[Prompt]: If a line of the data below holds the word "werden", list it.

[Data extracts]:

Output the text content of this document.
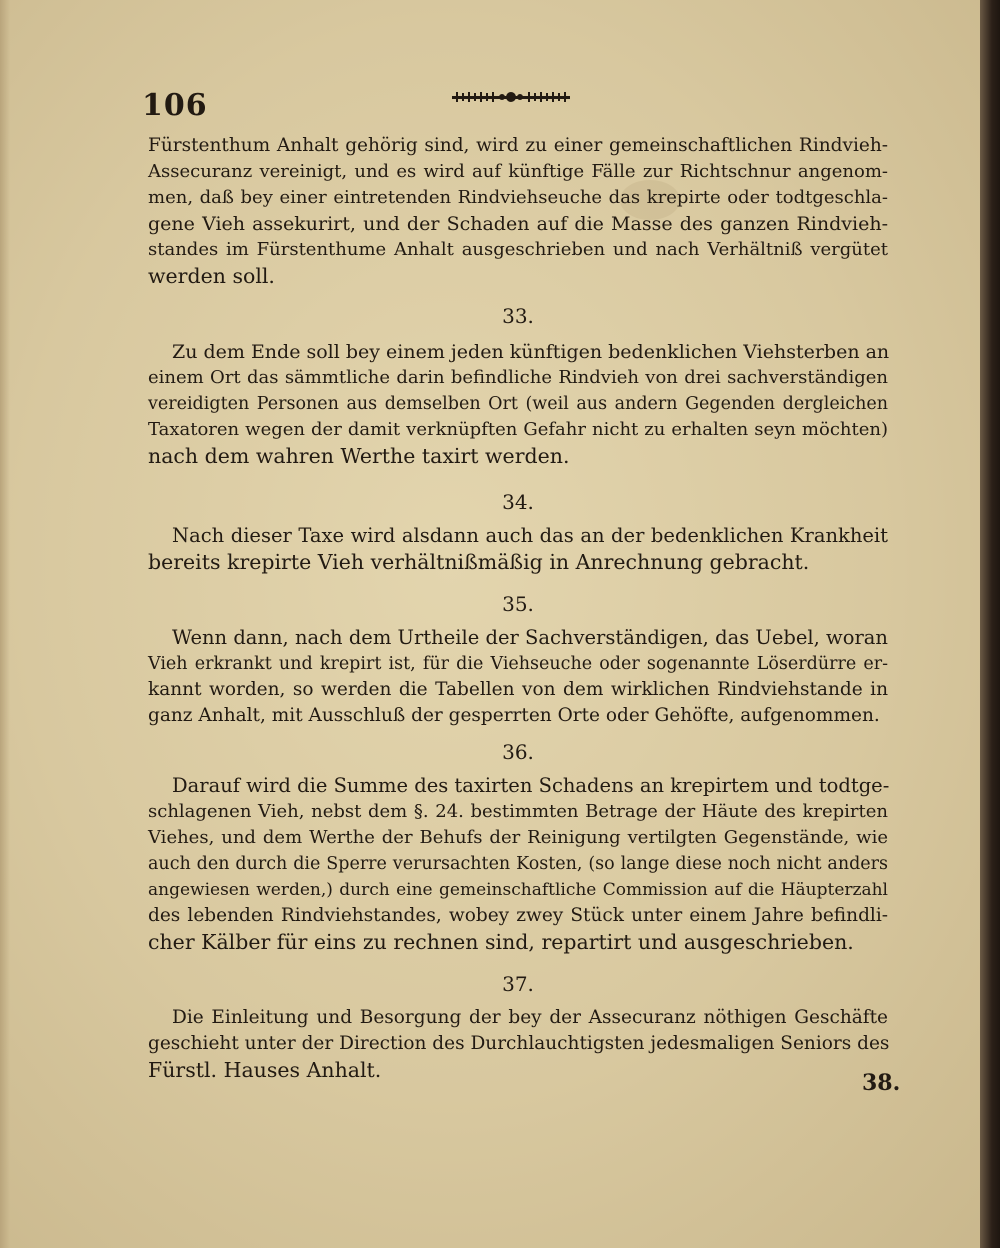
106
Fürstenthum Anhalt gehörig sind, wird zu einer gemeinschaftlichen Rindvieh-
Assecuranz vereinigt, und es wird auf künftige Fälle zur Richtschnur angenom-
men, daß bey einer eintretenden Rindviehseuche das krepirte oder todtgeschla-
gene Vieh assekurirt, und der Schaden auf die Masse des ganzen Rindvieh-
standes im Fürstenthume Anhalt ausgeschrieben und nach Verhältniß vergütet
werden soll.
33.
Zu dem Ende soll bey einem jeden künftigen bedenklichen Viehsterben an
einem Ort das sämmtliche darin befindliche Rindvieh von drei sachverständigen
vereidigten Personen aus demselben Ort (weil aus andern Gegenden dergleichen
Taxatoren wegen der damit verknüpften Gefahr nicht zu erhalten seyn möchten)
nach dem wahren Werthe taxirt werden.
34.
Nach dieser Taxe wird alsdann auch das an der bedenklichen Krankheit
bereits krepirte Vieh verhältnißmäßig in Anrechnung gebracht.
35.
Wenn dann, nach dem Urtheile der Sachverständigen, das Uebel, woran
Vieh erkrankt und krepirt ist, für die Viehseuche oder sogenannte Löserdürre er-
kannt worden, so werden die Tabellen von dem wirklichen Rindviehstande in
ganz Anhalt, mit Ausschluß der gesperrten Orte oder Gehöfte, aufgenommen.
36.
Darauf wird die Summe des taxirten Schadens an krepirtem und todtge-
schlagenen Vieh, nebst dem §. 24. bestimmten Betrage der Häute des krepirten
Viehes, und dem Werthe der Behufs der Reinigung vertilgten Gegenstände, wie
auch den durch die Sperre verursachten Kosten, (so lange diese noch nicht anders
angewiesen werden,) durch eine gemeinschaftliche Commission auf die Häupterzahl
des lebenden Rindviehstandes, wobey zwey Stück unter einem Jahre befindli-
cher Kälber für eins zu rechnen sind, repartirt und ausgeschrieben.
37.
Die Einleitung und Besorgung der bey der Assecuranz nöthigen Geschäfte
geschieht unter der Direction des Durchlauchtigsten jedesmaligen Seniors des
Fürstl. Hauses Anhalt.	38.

---

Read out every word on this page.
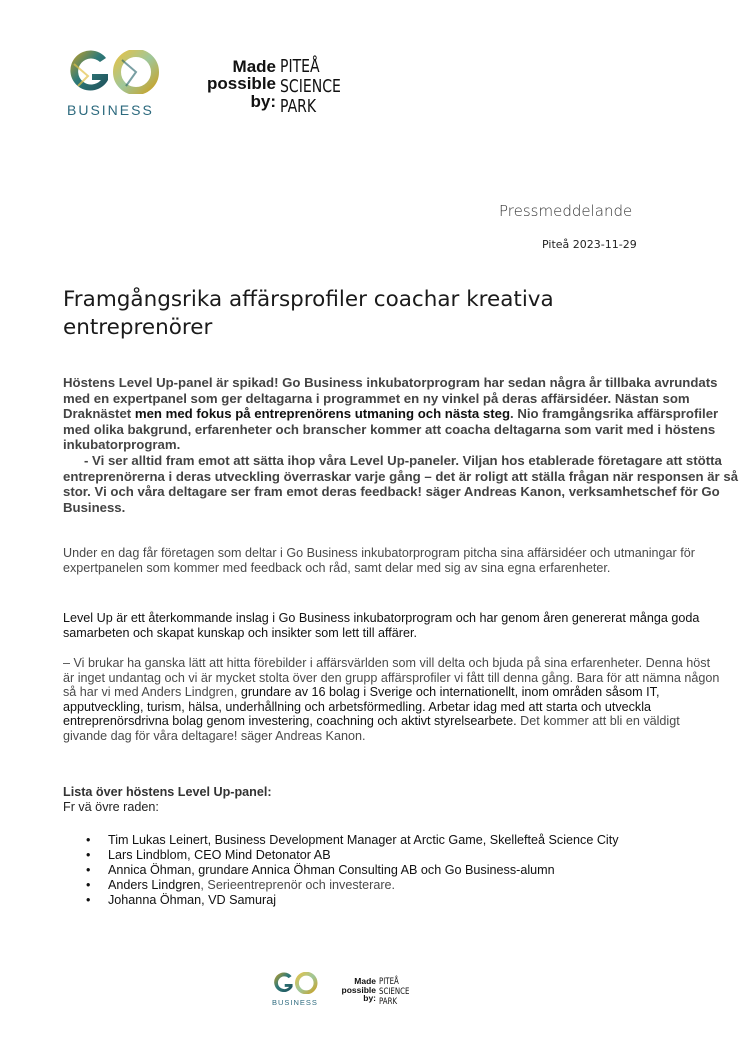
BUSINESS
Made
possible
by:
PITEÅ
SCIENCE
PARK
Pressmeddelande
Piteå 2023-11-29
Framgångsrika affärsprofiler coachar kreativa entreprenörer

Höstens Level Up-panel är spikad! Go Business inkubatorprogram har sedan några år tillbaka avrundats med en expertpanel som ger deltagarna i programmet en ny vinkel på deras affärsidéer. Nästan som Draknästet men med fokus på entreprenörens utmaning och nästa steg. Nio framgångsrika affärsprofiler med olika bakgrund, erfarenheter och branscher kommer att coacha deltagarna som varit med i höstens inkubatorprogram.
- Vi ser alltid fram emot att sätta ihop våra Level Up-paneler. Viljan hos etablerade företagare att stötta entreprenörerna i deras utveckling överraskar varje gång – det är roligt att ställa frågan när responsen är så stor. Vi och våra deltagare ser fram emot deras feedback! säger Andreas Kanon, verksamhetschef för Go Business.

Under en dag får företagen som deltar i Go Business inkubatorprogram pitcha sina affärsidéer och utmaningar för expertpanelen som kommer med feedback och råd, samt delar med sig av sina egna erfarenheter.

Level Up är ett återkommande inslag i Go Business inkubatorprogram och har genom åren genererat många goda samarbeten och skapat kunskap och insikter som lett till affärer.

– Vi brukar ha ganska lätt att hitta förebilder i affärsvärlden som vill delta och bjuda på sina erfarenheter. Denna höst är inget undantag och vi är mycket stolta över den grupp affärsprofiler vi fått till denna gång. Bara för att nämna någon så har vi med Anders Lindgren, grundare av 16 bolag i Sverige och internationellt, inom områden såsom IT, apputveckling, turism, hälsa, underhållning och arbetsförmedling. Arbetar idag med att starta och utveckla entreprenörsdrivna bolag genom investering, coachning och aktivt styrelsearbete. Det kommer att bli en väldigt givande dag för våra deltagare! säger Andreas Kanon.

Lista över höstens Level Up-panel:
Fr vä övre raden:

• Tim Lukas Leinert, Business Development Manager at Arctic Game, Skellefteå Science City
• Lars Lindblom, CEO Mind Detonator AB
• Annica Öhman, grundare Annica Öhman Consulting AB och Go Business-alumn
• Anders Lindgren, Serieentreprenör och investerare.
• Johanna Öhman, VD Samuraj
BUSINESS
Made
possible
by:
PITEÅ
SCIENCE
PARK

[Solved problem]:
werden soll.
nach dem wahren Werthe taxirt werden.
kannt worden, so werden die Tabellen von dem wirklichen Rindviehstande in
angewiesen werden,) durch eine gemeinschaftliche Commission auf die Häupterzahl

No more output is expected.